▸ EXERCISE INSTRUCTIONS
Output the material beneath exactly, leaving nothing out.

— begin SUPPLIED RECORDS —

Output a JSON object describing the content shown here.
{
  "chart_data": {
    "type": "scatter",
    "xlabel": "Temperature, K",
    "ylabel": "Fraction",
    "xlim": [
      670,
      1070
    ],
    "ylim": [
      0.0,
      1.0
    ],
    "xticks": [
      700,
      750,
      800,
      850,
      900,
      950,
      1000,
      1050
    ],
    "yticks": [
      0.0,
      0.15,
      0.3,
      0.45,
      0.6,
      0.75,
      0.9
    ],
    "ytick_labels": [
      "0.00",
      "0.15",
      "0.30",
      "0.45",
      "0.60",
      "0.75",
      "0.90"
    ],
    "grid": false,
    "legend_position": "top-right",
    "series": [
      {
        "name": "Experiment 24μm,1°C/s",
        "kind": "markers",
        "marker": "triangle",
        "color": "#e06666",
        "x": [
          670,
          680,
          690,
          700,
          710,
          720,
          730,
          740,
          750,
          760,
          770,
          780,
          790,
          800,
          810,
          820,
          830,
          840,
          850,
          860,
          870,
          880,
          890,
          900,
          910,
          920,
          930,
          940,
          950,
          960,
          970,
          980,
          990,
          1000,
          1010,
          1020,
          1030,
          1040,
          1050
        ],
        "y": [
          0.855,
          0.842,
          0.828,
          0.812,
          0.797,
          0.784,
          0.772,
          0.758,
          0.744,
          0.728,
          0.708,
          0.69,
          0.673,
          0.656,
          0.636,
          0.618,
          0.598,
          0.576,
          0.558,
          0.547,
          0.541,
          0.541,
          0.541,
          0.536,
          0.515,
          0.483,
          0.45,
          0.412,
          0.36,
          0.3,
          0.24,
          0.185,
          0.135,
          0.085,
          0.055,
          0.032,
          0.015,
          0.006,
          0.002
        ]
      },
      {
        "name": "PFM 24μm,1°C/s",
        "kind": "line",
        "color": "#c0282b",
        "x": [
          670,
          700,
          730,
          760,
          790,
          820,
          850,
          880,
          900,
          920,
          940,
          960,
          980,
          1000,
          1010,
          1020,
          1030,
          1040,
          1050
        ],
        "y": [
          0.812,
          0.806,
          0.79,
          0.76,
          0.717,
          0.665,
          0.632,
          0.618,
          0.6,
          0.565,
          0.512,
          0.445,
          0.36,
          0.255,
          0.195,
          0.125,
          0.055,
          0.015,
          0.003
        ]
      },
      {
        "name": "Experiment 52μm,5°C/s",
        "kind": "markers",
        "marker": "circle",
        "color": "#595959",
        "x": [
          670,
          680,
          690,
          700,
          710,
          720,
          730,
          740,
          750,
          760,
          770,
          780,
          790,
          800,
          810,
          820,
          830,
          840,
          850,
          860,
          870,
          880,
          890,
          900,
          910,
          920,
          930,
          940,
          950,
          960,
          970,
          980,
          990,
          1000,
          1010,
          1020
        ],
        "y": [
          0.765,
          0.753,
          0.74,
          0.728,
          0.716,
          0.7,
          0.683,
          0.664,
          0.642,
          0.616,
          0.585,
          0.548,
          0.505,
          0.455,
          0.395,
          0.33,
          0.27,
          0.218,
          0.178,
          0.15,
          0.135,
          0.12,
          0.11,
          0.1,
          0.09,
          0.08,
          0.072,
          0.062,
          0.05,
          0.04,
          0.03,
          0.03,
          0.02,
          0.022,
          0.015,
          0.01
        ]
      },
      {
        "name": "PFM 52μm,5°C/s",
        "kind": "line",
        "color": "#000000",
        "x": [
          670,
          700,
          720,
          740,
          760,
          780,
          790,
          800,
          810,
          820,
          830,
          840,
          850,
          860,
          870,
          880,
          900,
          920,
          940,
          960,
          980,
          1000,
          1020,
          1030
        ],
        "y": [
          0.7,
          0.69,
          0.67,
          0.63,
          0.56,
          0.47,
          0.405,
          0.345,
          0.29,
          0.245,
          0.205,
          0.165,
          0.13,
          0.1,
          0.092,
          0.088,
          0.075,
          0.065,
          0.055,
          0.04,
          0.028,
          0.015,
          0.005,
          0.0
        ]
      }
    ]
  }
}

— end SUPPLIED RECORDS —

▸ RESPONSE TO THE TASK
Output a JSON object describing the content shown here.
{
  "chart_data": {
    "type": "scatter",
    "xlabel": "Temperature, K",
    "ylabel": "Fraction",
    "xlim": [
      670,
      1070
    ],
    "ylim": [
      0.0,
      1.0
    ],
    "xticks": [
      700,
      750,
      800,
      850,
      900,
      950,
      1000,
      1050
    ],
    "yticks": [
      0.0,
      0.15,
      0.3,
      0.45,
      0.6,
      0.75,
      0.9
    ],
    "ytick_labels": [
      "0.00",
      "0.15",
      "0.30",
      "0.45",
      "0.60",
      "0.75",
      "0.90"
    ],
    "grid": false,
    "legend_position": "top-right",
    "series": [
      {
        "name": "Experiment 24μm,1°C/s",
        "kind": "markers",
        "marker": "triangle",
        "color": "#e06666",
        "x": [
          670,
          680,
          690,
          700,
          710,
          720,
          730,
          740,
          750,
          760,
          770,
          780,
          790,
          800,
          810,
          820,
          830,
          840,
          850,
          860,
          870,
          880,
          890,
          900,
          910,
          920,
          930,
          940,
          950,
          960,
          970,
          980,
          990,
          1000,
          1010,
          1020,
          1030,
          1040,
          1050
        ],
        "y": [
          0.855,
          0.842,
          0.828,
          0.812,
          0.797,
          0.784,
          0.772,
          0.758,
          0.744,
          0.728,
          0.708,
          0.69,
          0.673,
          0.656,
          0.636,
          0.618,
          0.598,
          0.576,
          0.558,
          0.547,
          0.541,
          0.541,
          0.541,
          0.536,
          0.515,
          0.483,
          0.45,
          0.412,
          0.36,
          0.3,
          0.24,
          0.185,
          0.135,
          0.085,
          0.055,
          0.032,
          0.015,
          0.006,
          0.002
        ]
      },
      {
        "name": "PFM 24μm,1°C/s",
        "kind": "line",
        "color": "#c0282b",
        "x": [
          670,
          700,
          730,
          760,
          790,
          820,
          850,
          880,
          900,
          920,
          940,
          960,
          980,
          1000,
          1010,
          1020,
          1030,
          1040,
          1050
        ],
        "y": [
          0.812,
          0.806,
          0.79,
          0.76,
          0.717,
          0.665,
          0.632,
          0.618,
          0.6,
          0.565,
          0.512,
          0.445,
          0.36,
          0.255,
          0.195,
          0.125,
          0.055,
          0.015,
          0.003
        ]
      },
      {
        "name": "Experiment 52μm,5°C/s",
        "kind": "markers",
        "marker": "circle",
        "color": "#595959",
        "x": [
          670,
          680,
          690,
          700,
          710,
          720,
          730,
          740,
          750,
          760,
          770,
          780,
          790,
          800,
          810,
          820,
          830,
          840,
          850,
          860,
          870,
          880,
          890,
          900,
          910,
          920,
          930,
          940,
          950,
          960,
          970,
          980,
          990,
          1000,
          1010,
          1020
        ],
        "y": [
          0.765,
          0.753,
          0.74,
          0.728,
          0.716,
          0.7,
          0.683,
          0.664,
          0.642,
          0.616,
          0.585,
          0.548,
          0.505,
          0.455,
          0.395,
          0.33,
          0.27,
          0.218,
          0.178,
          0.15,
          0.135,
          0.12,
          0.11,
          0.1,
          0.09,
          0.08,
          0.072,
          0.062,
          0.05,
          0.04,
          0.03,
          0.03,
          0.02,
          0.022,
          0.015,
          0.01
        ]
      },
      {
        "name": "PFM 52μm,5°C/s",
        "kind": "line",
        "color": "#000000",
        "x": [
          670,
          700,
          720,
          740,
          760,
          780,
          790,
          800,
          810,
          820,
          830,
          840,
          850,
          860,
          870,
          880,
          900,
          920,
          940,
          960,
          980,
          1000,
          1020,
          1030
        ],
        "y": [
          0.7,
          0.69,
          0.67,
          0.63,
          0.56,
          0.47,
          0.405,
          0.345,
          0.29,
          0.245,
          0.205,
          0.165,
          0.13,
          0.1,
          0.092,
          0.088,
          0.075,
          0.065,
          0.055,
          0.04,
          0.028,
          0.015,
          0.005,
          0.0
        ]
      }
    ]
  }
}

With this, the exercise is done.